Structured figure records:
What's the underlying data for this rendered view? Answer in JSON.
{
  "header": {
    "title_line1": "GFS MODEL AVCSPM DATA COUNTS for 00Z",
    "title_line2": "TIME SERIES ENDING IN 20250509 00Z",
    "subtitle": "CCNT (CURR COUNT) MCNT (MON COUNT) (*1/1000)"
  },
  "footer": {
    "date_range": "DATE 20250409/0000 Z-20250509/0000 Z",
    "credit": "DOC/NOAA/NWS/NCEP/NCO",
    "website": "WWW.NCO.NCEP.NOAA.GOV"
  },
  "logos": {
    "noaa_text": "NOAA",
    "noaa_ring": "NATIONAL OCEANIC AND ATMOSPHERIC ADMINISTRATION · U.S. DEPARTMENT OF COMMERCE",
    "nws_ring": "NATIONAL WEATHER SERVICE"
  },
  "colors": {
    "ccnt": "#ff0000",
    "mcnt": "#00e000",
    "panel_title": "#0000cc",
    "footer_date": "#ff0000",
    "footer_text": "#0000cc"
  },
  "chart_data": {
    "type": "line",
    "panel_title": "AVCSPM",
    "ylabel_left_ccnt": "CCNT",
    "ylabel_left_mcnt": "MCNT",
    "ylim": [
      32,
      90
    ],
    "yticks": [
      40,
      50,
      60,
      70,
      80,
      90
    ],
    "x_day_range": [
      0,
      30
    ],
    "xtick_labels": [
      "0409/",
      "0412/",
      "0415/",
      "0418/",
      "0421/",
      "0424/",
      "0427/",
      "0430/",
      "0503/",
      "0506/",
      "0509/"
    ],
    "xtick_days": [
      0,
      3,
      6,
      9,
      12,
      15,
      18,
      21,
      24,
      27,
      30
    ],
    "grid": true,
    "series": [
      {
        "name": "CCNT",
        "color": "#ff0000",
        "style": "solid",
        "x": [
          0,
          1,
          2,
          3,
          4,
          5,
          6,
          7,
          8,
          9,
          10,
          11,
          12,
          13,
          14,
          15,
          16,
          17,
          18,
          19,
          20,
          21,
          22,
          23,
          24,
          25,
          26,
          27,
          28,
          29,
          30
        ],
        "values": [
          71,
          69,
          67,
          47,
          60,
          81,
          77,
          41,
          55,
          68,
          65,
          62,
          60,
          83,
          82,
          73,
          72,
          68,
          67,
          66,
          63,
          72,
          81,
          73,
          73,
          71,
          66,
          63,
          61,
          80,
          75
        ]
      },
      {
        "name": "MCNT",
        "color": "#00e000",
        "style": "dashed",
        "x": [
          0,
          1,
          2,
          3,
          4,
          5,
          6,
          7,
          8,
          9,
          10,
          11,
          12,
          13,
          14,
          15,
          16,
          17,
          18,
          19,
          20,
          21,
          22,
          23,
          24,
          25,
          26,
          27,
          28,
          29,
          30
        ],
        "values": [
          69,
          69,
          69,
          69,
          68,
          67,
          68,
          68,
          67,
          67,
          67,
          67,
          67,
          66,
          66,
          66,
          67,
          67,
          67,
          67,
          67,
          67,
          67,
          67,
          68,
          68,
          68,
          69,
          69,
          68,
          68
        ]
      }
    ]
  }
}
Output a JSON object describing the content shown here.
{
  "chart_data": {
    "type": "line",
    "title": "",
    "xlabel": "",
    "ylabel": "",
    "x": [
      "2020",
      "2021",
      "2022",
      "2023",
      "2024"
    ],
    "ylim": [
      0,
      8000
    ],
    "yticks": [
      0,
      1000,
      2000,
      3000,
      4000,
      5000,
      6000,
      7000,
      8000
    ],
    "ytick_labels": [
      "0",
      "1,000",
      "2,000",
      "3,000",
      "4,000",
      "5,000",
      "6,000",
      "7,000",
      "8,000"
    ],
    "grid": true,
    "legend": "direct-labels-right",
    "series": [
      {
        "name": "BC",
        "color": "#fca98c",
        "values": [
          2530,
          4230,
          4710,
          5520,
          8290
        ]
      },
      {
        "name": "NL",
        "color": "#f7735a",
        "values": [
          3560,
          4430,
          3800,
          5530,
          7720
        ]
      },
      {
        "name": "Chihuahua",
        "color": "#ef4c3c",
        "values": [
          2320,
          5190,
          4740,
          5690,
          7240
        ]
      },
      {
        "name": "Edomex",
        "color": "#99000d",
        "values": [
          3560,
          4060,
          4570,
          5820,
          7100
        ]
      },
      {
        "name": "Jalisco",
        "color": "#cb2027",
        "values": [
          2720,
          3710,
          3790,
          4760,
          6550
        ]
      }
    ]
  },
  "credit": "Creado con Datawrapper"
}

==

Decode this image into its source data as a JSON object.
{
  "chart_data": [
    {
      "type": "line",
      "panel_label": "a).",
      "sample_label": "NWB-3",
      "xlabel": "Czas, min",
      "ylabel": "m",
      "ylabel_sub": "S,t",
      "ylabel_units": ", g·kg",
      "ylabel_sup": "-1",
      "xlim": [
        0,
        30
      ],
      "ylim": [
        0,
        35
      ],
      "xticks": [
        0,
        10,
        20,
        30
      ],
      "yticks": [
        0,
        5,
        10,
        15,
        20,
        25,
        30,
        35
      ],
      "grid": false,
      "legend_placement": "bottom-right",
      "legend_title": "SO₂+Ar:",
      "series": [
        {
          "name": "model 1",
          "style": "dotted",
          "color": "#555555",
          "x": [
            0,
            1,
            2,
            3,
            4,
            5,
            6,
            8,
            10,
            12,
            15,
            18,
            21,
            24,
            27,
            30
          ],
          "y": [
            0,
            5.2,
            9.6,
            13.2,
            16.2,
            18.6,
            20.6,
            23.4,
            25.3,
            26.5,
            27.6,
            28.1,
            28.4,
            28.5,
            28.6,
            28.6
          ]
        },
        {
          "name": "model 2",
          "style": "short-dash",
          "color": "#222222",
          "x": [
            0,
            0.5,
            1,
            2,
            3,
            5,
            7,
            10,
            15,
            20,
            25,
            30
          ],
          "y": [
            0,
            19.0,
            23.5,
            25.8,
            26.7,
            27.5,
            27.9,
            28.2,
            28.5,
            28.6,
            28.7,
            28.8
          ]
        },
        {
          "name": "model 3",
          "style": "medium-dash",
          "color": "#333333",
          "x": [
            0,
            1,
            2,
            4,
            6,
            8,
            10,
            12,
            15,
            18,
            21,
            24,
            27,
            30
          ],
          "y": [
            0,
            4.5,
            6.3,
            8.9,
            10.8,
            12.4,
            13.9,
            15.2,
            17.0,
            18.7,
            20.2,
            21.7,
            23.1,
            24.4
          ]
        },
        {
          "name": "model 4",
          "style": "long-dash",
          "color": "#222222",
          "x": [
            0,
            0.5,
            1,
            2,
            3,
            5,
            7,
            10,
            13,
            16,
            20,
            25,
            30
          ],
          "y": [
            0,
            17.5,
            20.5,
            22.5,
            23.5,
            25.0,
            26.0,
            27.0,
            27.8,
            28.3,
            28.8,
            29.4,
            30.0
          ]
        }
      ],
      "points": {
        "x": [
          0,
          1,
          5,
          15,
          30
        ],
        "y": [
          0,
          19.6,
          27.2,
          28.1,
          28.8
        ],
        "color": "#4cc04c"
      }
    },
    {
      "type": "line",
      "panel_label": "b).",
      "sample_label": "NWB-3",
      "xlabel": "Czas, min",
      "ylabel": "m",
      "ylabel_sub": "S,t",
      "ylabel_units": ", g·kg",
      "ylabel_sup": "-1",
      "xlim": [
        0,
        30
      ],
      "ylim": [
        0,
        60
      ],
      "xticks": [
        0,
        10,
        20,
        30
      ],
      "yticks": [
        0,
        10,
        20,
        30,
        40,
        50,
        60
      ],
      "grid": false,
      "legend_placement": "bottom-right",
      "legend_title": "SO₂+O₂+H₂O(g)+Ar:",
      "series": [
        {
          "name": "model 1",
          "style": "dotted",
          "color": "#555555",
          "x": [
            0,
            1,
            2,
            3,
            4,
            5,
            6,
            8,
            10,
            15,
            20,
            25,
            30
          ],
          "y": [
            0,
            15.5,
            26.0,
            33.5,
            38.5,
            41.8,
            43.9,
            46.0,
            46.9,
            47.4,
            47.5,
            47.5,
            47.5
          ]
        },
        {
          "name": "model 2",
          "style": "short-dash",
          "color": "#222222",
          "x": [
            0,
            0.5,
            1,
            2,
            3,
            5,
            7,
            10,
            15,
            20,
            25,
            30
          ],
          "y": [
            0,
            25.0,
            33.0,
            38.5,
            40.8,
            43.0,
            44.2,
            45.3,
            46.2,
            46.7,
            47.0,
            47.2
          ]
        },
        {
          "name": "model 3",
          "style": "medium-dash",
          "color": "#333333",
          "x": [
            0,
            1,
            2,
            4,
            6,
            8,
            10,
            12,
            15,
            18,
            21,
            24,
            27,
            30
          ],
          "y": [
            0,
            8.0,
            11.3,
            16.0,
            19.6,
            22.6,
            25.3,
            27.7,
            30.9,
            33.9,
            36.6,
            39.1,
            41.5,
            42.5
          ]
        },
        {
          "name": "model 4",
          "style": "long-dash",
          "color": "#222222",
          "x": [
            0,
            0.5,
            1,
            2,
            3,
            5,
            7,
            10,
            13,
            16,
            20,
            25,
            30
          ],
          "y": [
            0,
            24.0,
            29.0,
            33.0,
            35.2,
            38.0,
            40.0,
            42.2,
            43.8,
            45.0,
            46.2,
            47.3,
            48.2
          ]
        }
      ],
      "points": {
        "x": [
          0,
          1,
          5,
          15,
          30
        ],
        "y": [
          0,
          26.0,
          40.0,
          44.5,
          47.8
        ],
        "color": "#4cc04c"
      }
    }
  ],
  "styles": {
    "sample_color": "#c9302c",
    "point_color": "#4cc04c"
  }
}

* **WRITTEN EXERCISE**
Check every line for "JSON" and show the ones that have it.

* **SOLUTION TO THIS PROBLEM**
What's the underlying data for this rendered view? Answer in JSON.
Output a JSON object describing the content shown here.
Decode this image into its source data as a JSON object.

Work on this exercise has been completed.